## Dataset content
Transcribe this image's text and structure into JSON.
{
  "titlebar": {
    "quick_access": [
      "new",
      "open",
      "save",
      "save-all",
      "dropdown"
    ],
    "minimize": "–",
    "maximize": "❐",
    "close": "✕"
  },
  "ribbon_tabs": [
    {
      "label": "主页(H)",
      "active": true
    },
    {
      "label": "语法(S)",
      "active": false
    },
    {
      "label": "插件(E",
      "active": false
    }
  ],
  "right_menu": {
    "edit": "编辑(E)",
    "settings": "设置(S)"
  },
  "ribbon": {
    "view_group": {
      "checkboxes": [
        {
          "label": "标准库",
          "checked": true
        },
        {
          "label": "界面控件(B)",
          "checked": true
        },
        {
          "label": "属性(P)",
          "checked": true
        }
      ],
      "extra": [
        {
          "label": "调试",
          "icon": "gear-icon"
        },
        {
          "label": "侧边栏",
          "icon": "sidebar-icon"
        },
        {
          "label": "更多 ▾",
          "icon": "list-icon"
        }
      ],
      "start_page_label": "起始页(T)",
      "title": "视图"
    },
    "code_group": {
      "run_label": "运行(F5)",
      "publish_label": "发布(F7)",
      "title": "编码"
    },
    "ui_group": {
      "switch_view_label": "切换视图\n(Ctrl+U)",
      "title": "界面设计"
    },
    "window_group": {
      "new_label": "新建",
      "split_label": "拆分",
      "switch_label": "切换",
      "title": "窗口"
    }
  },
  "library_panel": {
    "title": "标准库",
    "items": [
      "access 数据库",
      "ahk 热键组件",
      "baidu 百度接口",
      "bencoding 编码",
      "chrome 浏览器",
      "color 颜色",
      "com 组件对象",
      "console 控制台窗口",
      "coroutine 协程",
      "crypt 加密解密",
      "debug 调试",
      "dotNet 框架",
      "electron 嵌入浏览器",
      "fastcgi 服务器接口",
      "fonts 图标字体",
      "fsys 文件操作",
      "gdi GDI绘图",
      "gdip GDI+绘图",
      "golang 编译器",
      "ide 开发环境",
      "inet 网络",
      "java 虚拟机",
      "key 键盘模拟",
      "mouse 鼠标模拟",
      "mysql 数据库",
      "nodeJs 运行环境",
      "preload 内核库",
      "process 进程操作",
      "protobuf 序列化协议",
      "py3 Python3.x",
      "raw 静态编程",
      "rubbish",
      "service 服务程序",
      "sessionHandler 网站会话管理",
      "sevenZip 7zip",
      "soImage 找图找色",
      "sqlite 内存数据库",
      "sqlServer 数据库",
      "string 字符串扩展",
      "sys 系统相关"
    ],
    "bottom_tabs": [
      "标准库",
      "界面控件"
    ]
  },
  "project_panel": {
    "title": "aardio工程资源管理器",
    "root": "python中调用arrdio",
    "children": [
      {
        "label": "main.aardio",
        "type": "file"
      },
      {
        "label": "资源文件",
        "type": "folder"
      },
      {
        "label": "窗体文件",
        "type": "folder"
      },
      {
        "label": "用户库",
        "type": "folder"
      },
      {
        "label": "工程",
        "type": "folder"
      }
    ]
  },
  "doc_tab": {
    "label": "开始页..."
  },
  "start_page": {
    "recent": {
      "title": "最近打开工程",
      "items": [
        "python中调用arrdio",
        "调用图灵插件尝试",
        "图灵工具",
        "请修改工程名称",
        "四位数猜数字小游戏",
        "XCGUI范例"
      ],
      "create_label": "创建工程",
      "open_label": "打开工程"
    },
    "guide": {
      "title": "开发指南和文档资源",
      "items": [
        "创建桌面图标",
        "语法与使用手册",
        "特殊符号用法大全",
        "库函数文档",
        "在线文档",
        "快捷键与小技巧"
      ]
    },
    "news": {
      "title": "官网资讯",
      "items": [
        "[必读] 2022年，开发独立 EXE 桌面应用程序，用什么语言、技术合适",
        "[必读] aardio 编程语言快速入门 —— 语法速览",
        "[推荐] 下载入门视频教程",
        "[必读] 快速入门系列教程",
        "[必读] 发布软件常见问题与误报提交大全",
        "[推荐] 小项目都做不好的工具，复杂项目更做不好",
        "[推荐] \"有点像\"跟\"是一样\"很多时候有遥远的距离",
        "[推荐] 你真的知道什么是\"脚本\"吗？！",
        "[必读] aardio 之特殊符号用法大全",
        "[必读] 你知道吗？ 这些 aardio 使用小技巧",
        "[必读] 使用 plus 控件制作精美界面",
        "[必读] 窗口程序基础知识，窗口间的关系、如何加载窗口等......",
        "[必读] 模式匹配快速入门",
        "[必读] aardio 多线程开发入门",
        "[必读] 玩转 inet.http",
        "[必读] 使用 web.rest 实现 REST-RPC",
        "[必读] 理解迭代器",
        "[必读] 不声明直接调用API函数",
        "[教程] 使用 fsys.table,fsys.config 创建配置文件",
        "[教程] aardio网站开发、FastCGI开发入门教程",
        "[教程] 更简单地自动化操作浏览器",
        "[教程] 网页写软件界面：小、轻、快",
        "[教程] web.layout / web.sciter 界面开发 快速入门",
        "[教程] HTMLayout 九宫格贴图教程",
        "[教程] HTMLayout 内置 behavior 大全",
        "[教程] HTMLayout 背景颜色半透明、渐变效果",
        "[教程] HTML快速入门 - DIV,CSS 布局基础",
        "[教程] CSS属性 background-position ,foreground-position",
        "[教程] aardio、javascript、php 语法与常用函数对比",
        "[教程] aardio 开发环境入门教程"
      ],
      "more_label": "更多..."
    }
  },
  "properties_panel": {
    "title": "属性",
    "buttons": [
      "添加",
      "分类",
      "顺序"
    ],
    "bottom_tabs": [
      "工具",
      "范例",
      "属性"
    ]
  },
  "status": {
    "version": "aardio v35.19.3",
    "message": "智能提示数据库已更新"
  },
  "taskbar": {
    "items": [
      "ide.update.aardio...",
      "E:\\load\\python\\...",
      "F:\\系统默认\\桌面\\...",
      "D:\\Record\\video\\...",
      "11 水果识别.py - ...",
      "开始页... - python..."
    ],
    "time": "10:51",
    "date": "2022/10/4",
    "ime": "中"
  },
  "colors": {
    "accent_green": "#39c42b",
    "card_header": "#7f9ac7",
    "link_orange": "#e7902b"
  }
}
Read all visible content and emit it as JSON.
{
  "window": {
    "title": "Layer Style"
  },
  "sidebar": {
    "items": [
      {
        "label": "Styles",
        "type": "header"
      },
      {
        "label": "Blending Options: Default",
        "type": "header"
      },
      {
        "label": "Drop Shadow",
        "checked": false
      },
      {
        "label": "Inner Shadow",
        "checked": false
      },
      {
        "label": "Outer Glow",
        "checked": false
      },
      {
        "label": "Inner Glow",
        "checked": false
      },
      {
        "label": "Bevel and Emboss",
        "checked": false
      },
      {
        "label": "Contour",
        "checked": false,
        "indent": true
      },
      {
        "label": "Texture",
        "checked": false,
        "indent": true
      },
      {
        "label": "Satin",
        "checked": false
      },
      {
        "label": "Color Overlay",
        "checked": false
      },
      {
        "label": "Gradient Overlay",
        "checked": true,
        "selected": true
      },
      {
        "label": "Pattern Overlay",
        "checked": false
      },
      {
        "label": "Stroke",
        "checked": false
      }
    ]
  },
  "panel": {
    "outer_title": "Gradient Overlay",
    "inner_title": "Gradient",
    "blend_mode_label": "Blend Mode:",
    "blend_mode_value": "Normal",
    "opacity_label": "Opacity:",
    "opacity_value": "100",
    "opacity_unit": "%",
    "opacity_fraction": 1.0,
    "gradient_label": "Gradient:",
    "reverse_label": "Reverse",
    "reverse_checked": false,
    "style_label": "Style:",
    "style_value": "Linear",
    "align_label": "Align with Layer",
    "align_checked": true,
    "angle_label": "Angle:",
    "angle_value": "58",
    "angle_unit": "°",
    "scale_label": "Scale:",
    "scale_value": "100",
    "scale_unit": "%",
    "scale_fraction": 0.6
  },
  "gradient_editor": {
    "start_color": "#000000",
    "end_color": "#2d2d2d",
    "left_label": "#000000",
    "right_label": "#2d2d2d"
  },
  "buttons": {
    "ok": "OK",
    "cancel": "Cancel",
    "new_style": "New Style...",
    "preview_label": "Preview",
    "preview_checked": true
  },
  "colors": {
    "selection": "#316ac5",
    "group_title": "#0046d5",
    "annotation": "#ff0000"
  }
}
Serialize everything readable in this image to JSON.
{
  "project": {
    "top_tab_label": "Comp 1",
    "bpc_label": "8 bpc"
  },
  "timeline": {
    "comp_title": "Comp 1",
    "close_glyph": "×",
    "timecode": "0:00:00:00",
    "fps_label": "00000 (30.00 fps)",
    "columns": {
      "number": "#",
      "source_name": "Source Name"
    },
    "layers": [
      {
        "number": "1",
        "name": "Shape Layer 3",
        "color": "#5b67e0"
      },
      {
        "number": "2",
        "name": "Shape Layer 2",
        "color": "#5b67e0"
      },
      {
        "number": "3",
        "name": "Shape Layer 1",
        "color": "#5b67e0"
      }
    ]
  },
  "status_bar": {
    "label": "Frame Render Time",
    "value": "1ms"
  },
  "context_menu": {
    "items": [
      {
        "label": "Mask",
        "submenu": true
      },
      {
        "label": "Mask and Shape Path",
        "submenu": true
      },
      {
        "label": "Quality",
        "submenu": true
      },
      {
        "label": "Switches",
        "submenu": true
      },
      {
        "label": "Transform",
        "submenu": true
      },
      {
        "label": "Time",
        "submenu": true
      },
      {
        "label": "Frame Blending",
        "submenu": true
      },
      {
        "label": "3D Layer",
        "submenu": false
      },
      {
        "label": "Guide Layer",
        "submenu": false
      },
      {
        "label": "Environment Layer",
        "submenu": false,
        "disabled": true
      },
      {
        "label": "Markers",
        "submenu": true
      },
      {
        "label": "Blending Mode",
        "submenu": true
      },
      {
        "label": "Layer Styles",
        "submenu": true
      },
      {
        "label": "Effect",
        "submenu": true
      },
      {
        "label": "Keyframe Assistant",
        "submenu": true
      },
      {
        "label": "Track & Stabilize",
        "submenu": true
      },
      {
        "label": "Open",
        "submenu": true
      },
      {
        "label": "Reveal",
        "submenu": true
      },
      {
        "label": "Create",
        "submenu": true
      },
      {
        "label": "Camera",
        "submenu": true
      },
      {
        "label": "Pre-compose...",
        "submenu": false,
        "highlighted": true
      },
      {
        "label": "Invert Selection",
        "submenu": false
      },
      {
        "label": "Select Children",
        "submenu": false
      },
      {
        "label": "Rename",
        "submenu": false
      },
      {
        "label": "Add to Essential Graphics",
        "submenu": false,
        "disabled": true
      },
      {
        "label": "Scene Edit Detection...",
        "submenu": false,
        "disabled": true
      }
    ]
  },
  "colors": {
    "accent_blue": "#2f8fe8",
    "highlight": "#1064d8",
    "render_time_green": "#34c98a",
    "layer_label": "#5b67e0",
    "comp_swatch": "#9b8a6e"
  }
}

## Short task
Search the entries for the word "fsys" and copy every line that has it.

## Correct answer
      "fsys 文件操作",
        "[教程] 使用 fsys.table,fsys.config 创建配置文件",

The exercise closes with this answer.